• **Texte fourni**:
——————————
Si les aides ne font pas l'unanimité, l'action plus souterraine des pouvoirs publics pour éviter les sinistres industriels se montre souvent efficace. En février 2012, par exemple, à quelques semaines des élections présidentielles, le fabricant de panneaux photovoltaïques Photowatt, basé à Bourgoin-Jallieu (Isère), était repris par EDF Énergie Nouvelle sous la pression de Nicolas Sarkozy, auprès de qui le tribunal de Vienne (Isère) prenait ses ordres dans ce dossier. L'électricien perd encore de l'argent avec Photowatt, mais il vient d'investir dans une unité d'assemblage pour rapatrier une activité qui avait été délocalisée en Asie du temps de l'actionnaire canadien.
——————————
• **Données fournies**:
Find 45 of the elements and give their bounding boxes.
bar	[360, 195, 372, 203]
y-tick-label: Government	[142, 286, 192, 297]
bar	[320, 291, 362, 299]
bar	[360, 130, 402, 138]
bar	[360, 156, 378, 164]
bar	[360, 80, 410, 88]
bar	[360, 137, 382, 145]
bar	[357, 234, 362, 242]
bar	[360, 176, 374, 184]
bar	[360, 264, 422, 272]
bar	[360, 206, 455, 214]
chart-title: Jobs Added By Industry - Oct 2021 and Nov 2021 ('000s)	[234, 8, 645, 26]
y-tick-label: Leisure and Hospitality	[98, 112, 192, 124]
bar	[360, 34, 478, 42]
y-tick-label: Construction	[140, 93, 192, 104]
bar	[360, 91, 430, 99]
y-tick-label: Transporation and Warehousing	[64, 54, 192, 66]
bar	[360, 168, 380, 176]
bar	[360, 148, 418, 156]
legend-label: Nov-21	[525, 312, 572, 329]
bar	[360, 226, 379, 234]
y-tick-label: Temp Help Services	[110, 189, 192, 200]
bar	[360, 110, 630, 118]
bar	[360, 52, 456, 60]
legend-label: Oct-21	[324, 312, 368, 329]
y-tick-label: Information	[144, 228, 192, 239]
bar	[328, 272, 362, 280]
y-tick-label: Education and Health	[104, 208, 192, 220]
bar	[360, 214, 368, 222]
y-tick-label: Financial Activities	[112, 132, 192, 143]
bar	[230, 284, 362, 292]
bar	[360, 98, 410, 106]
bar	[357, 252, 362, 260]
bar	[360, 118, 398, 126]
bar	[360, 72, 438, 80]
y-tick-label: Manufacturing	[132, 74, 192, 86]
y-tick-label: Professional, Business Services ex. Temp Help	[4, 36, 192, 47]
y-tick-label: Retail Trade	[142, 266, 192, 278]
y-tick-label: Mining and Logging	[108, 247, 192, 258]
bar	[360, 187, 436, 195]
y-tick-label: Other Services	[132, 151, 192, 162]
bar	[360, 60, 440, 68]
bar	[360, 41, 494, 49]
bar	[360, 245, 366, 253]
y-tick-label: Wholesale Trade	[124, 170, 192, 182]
——————————
• **Consigne**: Pour chacune des affirmations suivantes, dites si elle concorde avec le texte fourni : répondez par oui ou par non et citez les mots du texte qui tranchent. (a) L'entreprise Photowatt est établie à Bourgoin-Jallieu. (b) EDF réalise désormais des bénéfices avec Photowatt. (c) La reprise de Photowatt a eu lieu après les élections présidentielles.

• **Réponse**:
(a) Oui : « basé à Bourgoin-Jallieu (Isère) ».
(b) Non : « L'électricien perd encore de l'argent avec Photowatt ».
(c) Non : « à quelques semaines des élections présidentielles ».